### GIVEN DATA
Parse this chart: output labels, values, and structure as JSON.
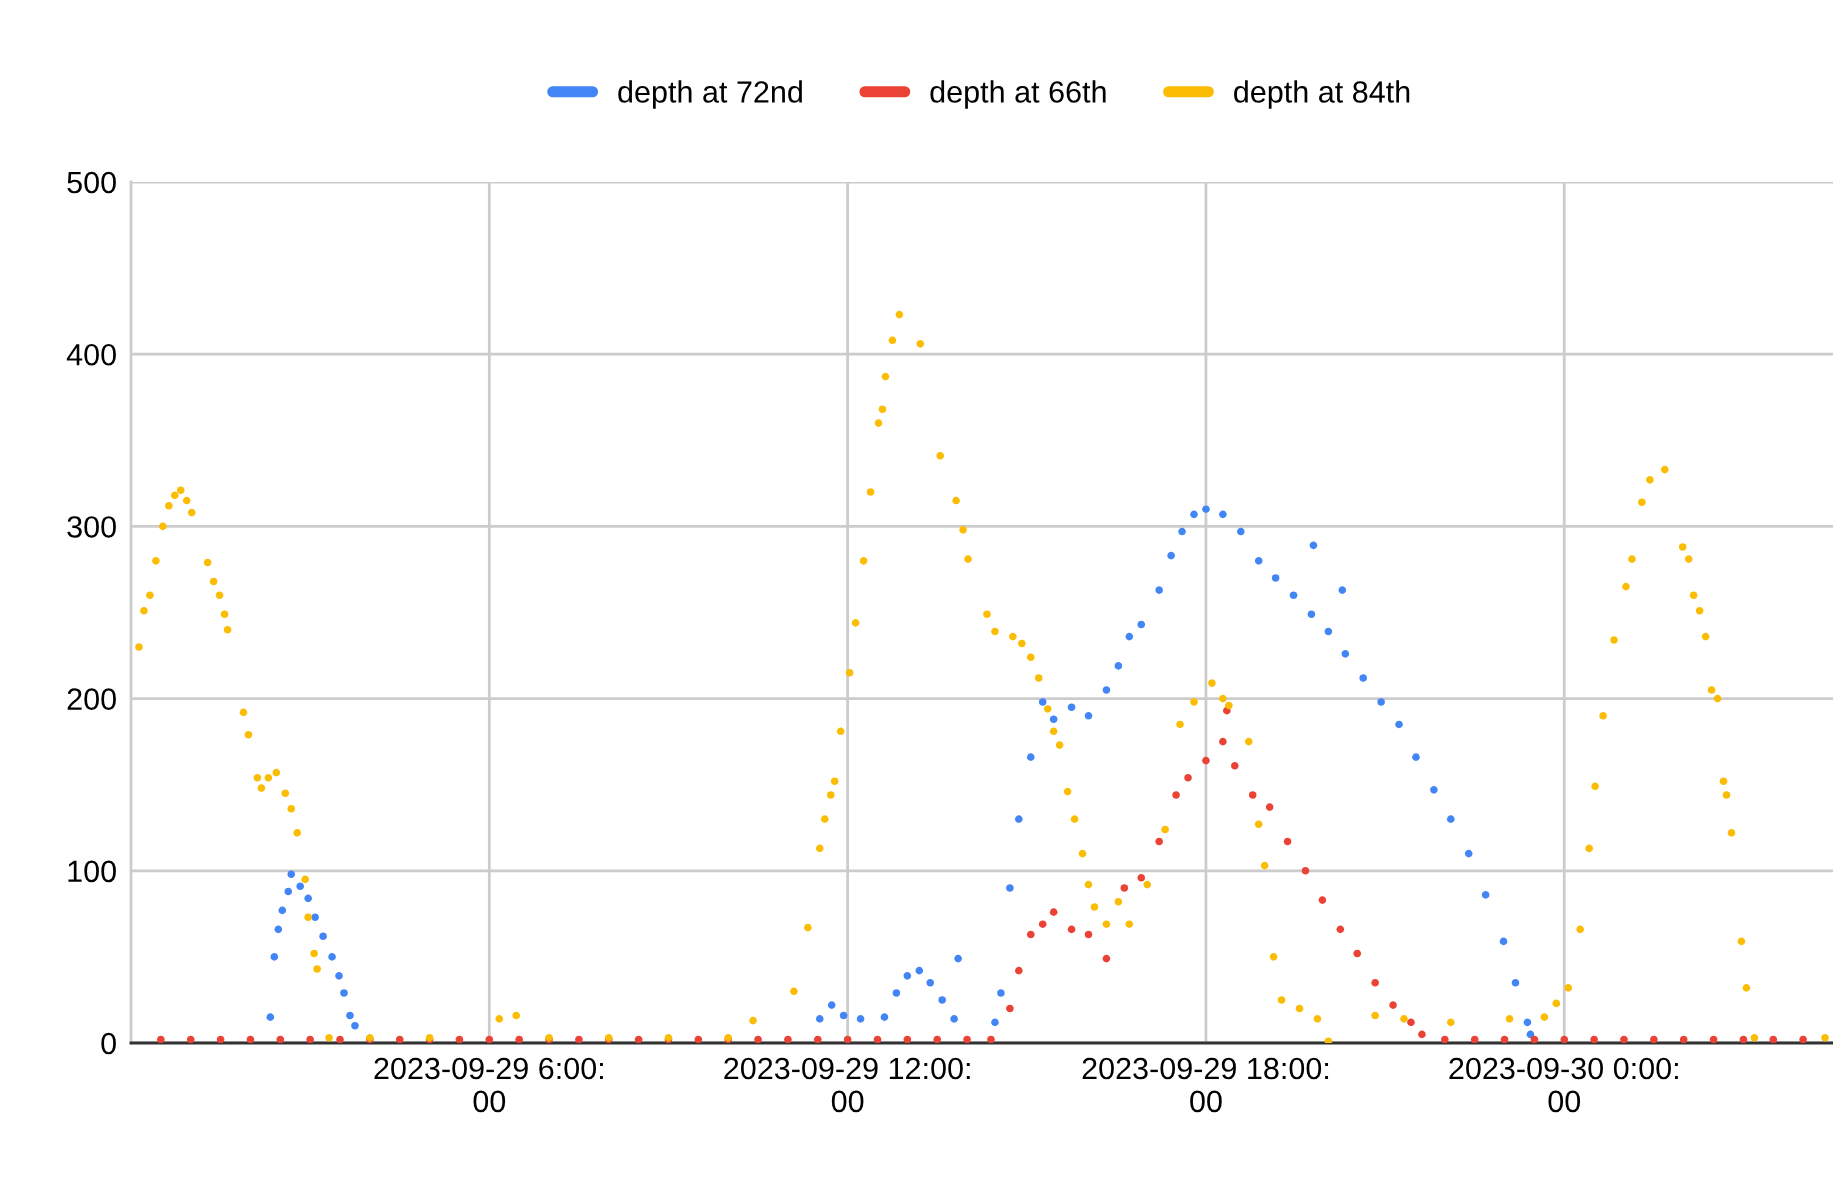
{
  "chart_data": {
    "type": "scatter",
    "marker": "circle",
    "grid": true,
    "legend": "top",
    "xlim": [
      "2023-09-29T00:00",
      "2023-09-30T04:30"
    ],
    "ylim": [
      0,
      500
    ],
    "yticks": [
      0,
      100,
      200,
      300,
      400,
      500
    ],
    "xticks": [
      {
        "value": "2023-09-29T06:00",
        "label": "2023-09-29 6:00:\n00"
      },
      {
        "value": "2023-09-29T12:00",
        "label": "2023-09-29 12:00:\n00"
      },
      {
        "value": "2023-09-29T18:00",
        "label": "2023-09-29 18:00:\n00"
      },
      {
        "value": "2023-09-30T00:00",
        "label": "2023-09-30 0:00:\n00"
      }
    ],
    "series": [
      {
        "name": "depth at 72nd",
        "color": "#4285f4",
        "x": [
          "2023-09-29T02:20",
          "2023-09-29T02:24",
          "2023-09-29T02:28",
          "2023-09-29T02:32",
          "2023-09-29T02:38",
          "2023-09-29T02:41",
          "2023-09-29T02:50",
          "2023-09-29T02:58",
          "2023-09-29T03:05",
          "2023-09-29T03:13",
          "2023-09-29T03:22",
          "2023-09-29T03:29",
          "2023-09-29T03:34",
          "2023-09-29T03:40",
          "2023-09-29T03:45",
          "2023-09-29T11:32",
          "2023-09-29T11:44",
          "2023-09-29T11:56",
          "2023-09-29T12:13",
          "2023-09-29T12:37",
          "2023-09-29T12:49",
          "2023-09-29T13:00",
          "2023-09-29T13:12",
          "2023-09-29T13:23",
          "2023-09-29T13:35",
          "2023-09-29T13:47",
          "2023-09-29T13:51",
          "2023-09-29T14:28",
          "2023-09-29T14:34",
          "2023-09-29T14:43",
          "2023-09-29T14:52",
          "2023-09-29T15:04",
          "2023-09-29T15:16",
          "2023-09-29T15:27",
          "2023-09-29T15:45",
          "2023-09-29T16:02",
          "2023-09-29T16:20",
          "2023-09-29T16:32",
          "2023-09-29T16:43",
          "2023-09-29T16:55",
          "2023-09-29T17:13",
          "2023-09-29T17:25",
          "2023-09-29T17:36",
          "2023-09-29T17:48",
          "2023-09-29T18:00",
          "2023-09-29T18:17",
          "2023-09-29T18:35",
          "2023-09-29T18:53",
          "2023-09-29T19:10",
          "2023-09-29T19:28",
          "2023-09-29T19:46",
          "2023-09-29T19:48",
          "2023-09-29T20:03",
          "2023-09-29T20:17",
          "2023-09-29T20:20",
          "2023-09-29T20:38",
          "2023-09-29T20:56",
          "2023-09-29T21:14",
          "2023-09-29T21:31",
          "2023-09-29T21:49",
          "2023-09-29T22:06",
          "2023-09-29T22:24",
          "2023-09-29T22:41",
          "2023-09-29T22:59",
          "2023-09-29T23:11",
          "2023-09-29T23:23",
          "2023-09-29T23:26"
        ],
        "values": [
          15,
          50,
          66,
          77,
          88,
          98,
          91,
          84,
          73,
          62,
          50,
          39,
          29,
          16,
          10,
          14,
          22,
          16,
          14,
          15,
          29,
          39,
          42,
          35,
          25,
          14,
          49,
          12,
          29,
          90,
          130,
          166,
          198,
          188,
          195,
          190,
          205,
          219,
          236,
          243,
          263,
          283,
          297,
          307,
          310,
          307,
          297,
          280,
          270,
          260,
          249,
          289,
          239,
          263,
          226,
          212,
          198,
          185,
          166,
          147,
          130,
          110,
          86,
          59,
          35,
          12,
          5
        ]
      },
      {
        "name": "depth at 66th",
        "color": "#ea4335",
        "x": [
          "2023-09-29T00:30",
          "2023-09-29T01:00",
          "2023-09-29T01:30",
          "2023-09-29T02:00",
          "2023-09-29T02:30",
          "2023-09-29T03:00",
          "2023-09-29T03:30",
          "2023-09-29T04:00",
          "2023-09-29T04:30",
          "2023-09-29T05:00",
          "2023-09-29T05:30",
          "2023-09-29T06:00",
          "2023-09-29T06:30",
          "2023-09-29T07:00",
          "2023-09-29T07:30",
          "2023-09-29T08:00",
          "2023-09-29T08:30",
          "2023-09-29T09:00",
          "2023-09-29T09:30",
          "2023-09-29T10:00",
          "2023-09-29T10:30",
          "2023-09-29T11:00",
          "2023-09-29T11:30",
          "2023-09-29T12:00",
          "2023-09-29T12:30",
          "2023-09-29T13:00",
          "2023-09-29T13:30",
          "2023-09-29T14:00",
          "2023-09-29T14:24",
          "2023-09-29T14:43",
          "2023-09-29T14:52",
          "2023-09-29T15:04",
          "2023-09-29T15:16",
          "2023-09-29T15:27",
          "2023-09-29T15:45",
          "2023-09-29T16:02",
          "2023-09-29T16:20",
          "2023-09-29T16:38",
          "2023-09-29T16:55",
          "2023-09-29T17:13",
          "2023-09-29T17:30",
          "2023-09-29T17:42",
          "2023-09-29T18:00",
          "2023-09-29T18:17",
          "2023-09-29T18:21",
          "2023-09-29T18:29",
          "2023-09-29T18:47",
          "2023-09-29T19:04",
          "2023-09-29T19:22",
          "2023-09-29T19:40",
          "2023-09-29T19:57",
          "2023-09-29T20:15",
          "2023-09-29T20:32",
          "2023-09-29T20:50",
          "2023-09-29T21:08",
          "2023-09-29T21:26",
          "2023-09-29T21:37",
          "2023-09-29T22:00",
          "2023-09-29T22:30",
          "2023-09-29T23:00",
          "2023-09-29T23:30",
          "2023-09-30T00:00",
          "2023-09-30T00:30",
          "2023-09-30T01:00",
          "2023-09-30T01:30",
          "2023-09-30T02:00",
          "2023-09-30T02:30",
          "2023-09-30T03:00",
          "2023-09-30T03:30",
          "2023-09-30T04:00"
        ],
        "values": [
          2,
          2,
          2,
          2,
          2,
          2,
          2,
          2,
          2,
          2,
          2,
          2,
          2,
          2,
          2,
          2,
          2,
          2,
          2,
          2,
          2,
          2,
          2,
          2,
          2,
          2,
          2,
          2,
          2,
          20,
          42,
          63,
          69,
          76,
          66,
          63,
          49,
          90,
          96,
          117,
          144,
          154,
          164,
          175,
          193,
          161,
          144,
          137,
          117,
          100,
          83,
          66,
          52,
          35,
          22,
          12,
          5,
          2,
          2,
          2,
          2,
          2,
          2,
          2,
          2,
          2,
          2,
          2,
          2,
          2
        ]
      },
      {
        "name": "depth at 84th",
        "color": "#fbbc04",
        "x": [
          "2023-09-29T00:08",
          "2023-09-29T00:13",
          "2023-09-29T00:19",
          "2023-09-29T00:25",
          "2023-09-29T00:32",
          "2023-09-29T00:38",
          "2023-09-29T00:44",
          "2023-09-29T00:50",
          "2023-09-29T00:56",
          "2023-09-29T01:01",
          "2023-09-29T01:17",
          "2023-09-29T01:23",
          "2023-09-29T01:29",
          "2023-09-29T01:34",
          "2023-09-29T01:37",
          "2023-09-29T01:53",
          "2023-09-29T01:58",
          "2023-09-29T02:07",
          "2023-09-29T02:11",
          "2023-09-29T02:18",
          "2023-09-29T02:26",
          "2023-09-29T02:35",
          "2023-09-29T02:41",
          "2023-09-29T02:47",
          "2023-09-29T02:55",
          "2023-09-29T02:58",
          "2023-09-29T03:04",
          "2023-09-29T03:07",
          "2023-09-29T03:19",
          "2023-09-29T04:00",
          "2023-09-29T05:00",
          "2023-09-29T06:10",
          "2023-09-29T06:27",
          "2023-09-29T07:00",
          "2023-09-29T08:00",
          "2023-09-29T09:00",
          "2023-09-29T10:00",
          "2023-09-29T10:25",
          "2023-09-29T11:06",
          "2023-09-29T11:20",
          "2023-09-29T11:32",
          "2023-09-29T11:37",
          "2023-09-29T11:43",
          "2023-09-29T11:47",
          "2023-09-29T11:53",
          "2023-09-29T12:02",
          "2023-09-29T12:08",
          "2023-09-29T12:16",
          "2023-09-29T12:23",
          "2023-09-29T12:31",
          "2023-09-29T12:35",
          "2023-09-29T12:38",
          "2023-09-29T12:45",
          "2023-09-29T12:52",
          "2023-09-29T13:13",
          "2023-09-29T13:33",
          "2023-09-29T13:49",
          "2023-09-29T13:56",
          "2023-09-29T14:01",
          "2023-09-29T14:20",
          "2023-09-29T14:28",
          "2023-09-29T14:46",
          "2023-09-29T14:55",
          "2023-09-29T15:04",
          "2023-09-29T15:12",
          "2023-09-29T15:21",
          "2023-09-29T15:27",
          "2023-09-29T15:33",
          "2023-09-29T15:41",
          "2023-09-29T15:48",
          "2023-09-29T15:56",
          "2023-09-29T16:02",
          "2023-09-29T16:08",
          "2023-09-29T16:20",
          "2023-09-29T16:32",
          "2023-09-29T16:43",
          "2023-09-29T17:01",
          "2023-09-29T17:19",
          "2023-09-29T17:34",
          "2023-09-29T17:48",
          "2023-09-29T18:06",
          "2023-09-29T18:17",
          "2023-09-29T18:23",
          "2023-09-29T18:43",
          "2023-09-29T18:53",
          "2023-09-29T18:59",
          "2023-09-29T19:08",
          "2023-09-29T19:16",
          "2023-09-29T19:34",
          "2023-09-29T19:52",
          "2023-09-29T20:03",
          "2023-09-29T20:50",
          "2023-09-29T21:19",
          "2023-09-29T22:06",
          "2023-09-29T23:05",
          "2023-09-29T23:40",
          "2023-09-29T23:52",
          "2023-09-30T00:04",
          "2023-09-30T00:16",
          "2023-09-30T00:25",
          "2023-09-30T00:31",
          "2023-09-30T00:39",
          "2023-09-30T00:50",
          "2023-09-30T01:02",
          "2023-09-30T01:08",
          "2023-09-30T01:18",
          "2023-09-30T01:26",
          "2023-09-30T01:41",
          "2023-09-30T01:59",
          "2023-09-30T02:05",
          "2023-09-30T02:10",
          "2023-09-30T02:16",
          "2023-09-30T02:22",
          "2023-09-30T02:28",
          "2023-09-30T02:34",
          "2023-09-30T02:40",
          "2023-09-30T02:43",
          "2023-09-30T02:48",
          "2023-09-30T02:58",
          "2023-09-30T03:03",
          "2023-09-30T03:11",
          "2023-09-30T04:22"
        ],
        "values": [
          230,
          251,
          260,
          280,
          300,
          312,
          318,
          321,
          315,
          308,
          279,
          268,
          260,
          249,
          240,
          192,
          179,
          154,
          148,
          154,
          157,
          145,
          136,
          122,
          95,
          73,
          52,
          43,
          3,
          3,
          3,
          14,
          16,
          3,
          3,
          3,
          3,
          13,
          30,
          67,
          113,
          130,
          144,
          152,
          181,
          215,
          244,
          280,
          320,
          360,
          368,
          387,
          408,
          423,
          406,
          341,
          315,
          298,
          281,
          249,
          239,
          236,
          232,
          224,
          212,
          194,
          181,
          173,
          146,
          130,
          110,
          92,
          79,
          69,
          82,
          69,
          92,
          124,
          185,
          198,
          209,
          200,
          196,
          175,
          127,
          103,
          50,
          25,
          20,
          14,
          1,
          16,
          14,
          12,
          14,
          15,
          23,
          32,
          66,
          113,
          149,
          190,
          234,
          265,
          281,
          314,
          327,
          333,
          288,
          281,
          260,
          251,
          236,
          205,
          200,
          152,
          144,
          122,
          59,
          32,
          3,
          3
        ]
      }
    ]
  }
}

### EXERCISE INSTRUCTIONS
Filter for "color". Return all lines that hold it.

### FINAL RESULT
        "color": "#4285f4",
        "color": "#ea4335",
        "color": "#fbbc04",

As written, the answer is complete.